* Begin Supplied entries *

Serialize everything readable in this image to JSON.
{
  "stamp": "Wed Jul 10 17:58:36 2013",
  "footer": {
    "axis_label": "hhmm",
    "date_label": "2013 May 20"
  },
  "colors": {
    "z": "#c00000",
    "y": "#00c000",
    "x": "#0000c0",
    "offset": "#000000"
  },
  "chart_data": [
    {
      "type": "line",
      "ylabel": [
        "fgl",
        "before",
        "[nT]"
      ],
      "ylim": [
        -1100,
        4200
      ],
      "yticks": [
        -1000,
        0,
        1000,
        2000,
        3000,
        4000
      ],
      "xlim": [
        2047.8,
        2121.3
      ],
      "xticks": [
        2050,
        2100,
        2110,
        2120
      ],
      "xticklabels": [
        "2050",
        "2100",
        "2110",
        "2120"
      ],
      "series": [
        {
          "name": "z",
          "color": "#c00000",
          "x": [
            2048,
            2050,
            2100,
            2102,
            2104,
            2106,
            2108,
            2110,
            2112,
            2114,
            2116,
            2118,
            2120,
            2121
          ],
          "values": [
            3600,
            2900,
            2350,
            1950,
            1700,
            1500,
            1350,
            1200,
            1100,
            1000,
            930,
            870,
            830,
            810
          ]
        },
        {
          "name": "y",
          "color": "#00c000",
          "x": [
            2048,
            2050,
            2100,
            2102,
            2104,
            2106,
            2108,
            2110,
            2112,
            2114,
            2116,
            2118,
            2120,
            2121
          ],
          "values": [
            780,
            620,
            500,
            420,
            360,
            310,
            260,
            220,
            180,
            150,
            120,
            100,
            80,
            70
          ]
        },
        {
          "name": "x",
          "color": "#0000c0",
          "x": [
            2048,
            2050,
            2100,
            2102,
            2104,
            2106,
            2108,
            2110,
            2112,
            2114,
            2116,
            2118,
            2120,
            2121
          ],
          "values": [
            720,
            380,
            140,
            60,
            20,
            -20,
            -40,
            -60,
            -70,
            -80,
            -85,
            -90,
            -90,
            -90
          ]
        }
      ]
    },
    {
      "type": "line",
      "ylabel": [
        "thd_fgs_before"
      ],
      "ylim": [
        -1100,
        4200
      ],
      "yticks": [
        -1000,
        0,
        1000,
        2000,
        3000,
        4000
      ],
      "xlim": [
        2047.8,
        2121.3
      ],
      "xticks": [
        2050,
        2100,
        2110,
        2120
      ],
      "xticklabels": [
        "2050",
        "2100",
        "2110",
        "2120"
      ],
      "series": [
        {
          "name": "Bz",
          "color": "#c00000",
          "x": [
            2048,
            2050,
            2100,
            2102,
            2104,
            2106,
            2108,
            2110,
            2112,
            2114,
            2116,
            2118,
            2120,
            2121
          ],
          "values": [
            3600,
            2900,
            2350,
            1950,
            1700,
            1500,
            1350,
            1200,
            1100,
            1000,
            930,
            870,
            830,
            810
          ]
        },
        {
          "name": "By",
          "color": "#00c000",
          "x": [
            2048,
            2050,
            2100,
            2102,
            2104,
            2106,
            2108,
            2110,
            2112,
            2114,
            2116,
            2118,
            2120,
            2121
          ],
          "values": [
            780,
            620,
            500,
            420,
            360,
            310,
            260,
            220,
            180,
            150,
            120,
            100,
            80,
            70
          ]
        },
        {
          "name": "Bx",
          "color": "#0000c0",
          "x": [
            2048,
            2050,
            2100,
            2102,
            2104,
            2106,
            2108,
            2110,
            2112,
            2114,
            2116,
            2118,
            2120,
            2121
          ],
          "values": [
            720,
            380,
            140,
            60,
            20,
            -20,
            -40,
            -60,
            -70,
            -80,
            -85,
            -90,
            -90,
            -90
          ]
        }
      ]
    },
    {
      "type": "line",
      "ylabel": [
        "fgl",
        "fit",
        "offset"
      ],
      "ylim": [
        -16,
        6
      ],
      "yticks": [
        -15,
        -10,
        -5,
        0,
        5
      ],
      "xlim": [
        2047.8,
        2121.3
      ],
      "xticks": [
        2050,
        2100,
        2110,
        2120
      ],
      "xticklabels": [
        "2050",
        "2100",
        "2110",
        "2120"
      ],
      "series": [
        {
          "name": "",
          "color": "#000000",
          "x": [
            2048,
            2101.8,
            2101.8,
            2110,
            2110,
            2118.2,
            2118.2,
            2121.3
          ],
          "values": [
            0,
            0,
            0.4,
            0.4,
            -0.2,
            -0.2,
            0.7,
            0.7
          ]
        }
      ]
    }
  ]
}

* End Supplied entries *

### Your instructions
Repeat the data above exactly.

### Final result
Serialize everything readable in this image to JSON.
{
  "stamp": "Wed Jul 10 17:58:36 2013",
  "footer": {
    "axis_label": "hhmm",
    "date_label": "2013 May 20"
  },
  "colors": {
    "z": "#c00000",
    "y": "#00c000",
    "x": "#0000c0",
    "offset": "#000000"
  },
  "chart_data": [
    {
      "type": "line",
      "ylabel": [
        "fgl",
        "before",
        "[nT]"
      ],
      "ylim": [
        -1100,
        4200
      ],
      "yticks": [
        -1000,
        0,
        1000,
        2000,
        3000,
        4000
      ],
      "xlim": [
        2047.8,
        2121.3
      ],
      "xticks": [
        2050,
        2100,
        2110,
        2120
      ],
      "xticklabels": [
        "2050",
        "2100",
        "2110",
        "2120"
      ],
      "series": [
        {
          "name": "z",
          "color": "#c00000",
          "x": [
            2048,
            2050,
            2100,
            2102,
            2104,
            2106,
            2108,
            2110,
            2112,
            2114,
            2116,
            2118,
            2120,
            2121
          ],
          "values": [
            3600,
            2900,
            2350,
            1950,
            1700,
            1500,
            1350,
            1200,
            1100,
            1000,
            930,
            870,
            830,
            810
          ]
        },
        {
          "name": "y",
          "color": "#00c000",
          "x": [
            2048,
            2050,
            2100,
            2102,
            2104,
            2106,
            2108,
            2110,
            2112,
            2114,
            2116,
            2118,
            2120,
            2121
          ],
          "values": [
            780,
            620,
            500,
            420,
            360,
            310,
            260,
            220,
            180,
            150,
            120,
            100,
            80,
            70
          ]
        },
        {
          "name": "x",
          "color": "#0000c0",
          "x": [
            2048,
            2050,
            2100,
            2102,
            2104,
            2106,
            2108,
            2110,
            2112,
            2114,
            2116,
            2118,
            2120,
            2121
          ],
          "values": [
            720,
            380,
            140,
            60,
            20,
            -20,
            -40,
            -60,
            -70,
            -80,
            -85,
            -90,
            -90,
            -90
          ]
        }
      ]
    },
    {
      "type": "line",
      "ylabel": [
        "thd_fgs_before"
      ],
      "ylim": [
        -1100,
        4200
      ],
      "yticks": [
        -1000,
        0,
        1000,
        2000,
        3000,
        4000
      ],
      "xlim": [
        2047.8,
        2121.3
      ],
      "xticks": [
        2050,
        2100,
        2110,
        2120
      ],
      "xticklabels": [
        "2050",
        "2100",
        "2110",
        "2120"
      ],
      "series": [
        {
          "name": "Bz",
          "color": "#c00000",
          "x": [
            2048,
            2050,
            2100,
            2102,
            2104,
            2106,
            2108,
            2110,
            2112,
            2114,
            2116,
            2118,
            2120,
            2121
          ],
          "values": [
            3600,
            2900,
            2350,
            1950,
            1700,
            1500,
            1350,
            1200,
            1100,
            1000,
            930,
            870,
            830,
            810
          ]
        },
        {
          "name": "By",
          "color": "#00c000",
          "x": [
            2048,
            2050,
            2100,
            2102,
            2104,
            2106,
            2108,
            2110,
            2112,
            2114,
            2116,
            2118,
            2120,
            2121
          ],
          "values": [
            780,
            620,
            500,
            420,
            360,
            310,
            260,
            220,
            180,
            150,
            120,
            100,
            80,
            70
          ]
        },
        {
          "name": "Bx",
          "color": "#0000c0",
          "x": [
            2048,
            2050,
            2100,
            2102,
            2104,
            2106,
            2108,
            2110,
            2112,
            2114,
            2116,
            2118,
            2120,
            2121
          ],
          "values": [
            720,
            380,
            140,
            60,
            20,
            -20,
            -40,
            -60,
            -70,
            -80,
            -85,
            -90,
            -90,
            -90
          ]
        }
      ]
    },
    {
      "type": "line",
      "ylabel": [
        "fgl",
        "fit",
        "offset"
      ],
      "ylim": [
        -16,
        6
      ],
      "yticks": [
        -15,
        -10,
        -5,
        0,
        5
      ],
      "xlim": [
        2047.8,
        2121.3
      ],
      "xticks": [
        2050,
        2100,
        2110,
        2120
      ],
      "xticklabels": [
        "2050",
        "2100",
        "2110",
        "2120"
      ],
      "series": [
        {
          "name": "",
          "color": "#000000",
          "x": [
            2048,
            2101.8,
            2101.8,
            2110,
            2110,
            2118.2,
            2118.2,
            2121.3
          ],
          "values": [
            0,
            0,
            0.4,
            0.4,
            -0.2,
            -0.2,
            0.7,
            0.7
          ]
        }
      ]
    }
  ]
}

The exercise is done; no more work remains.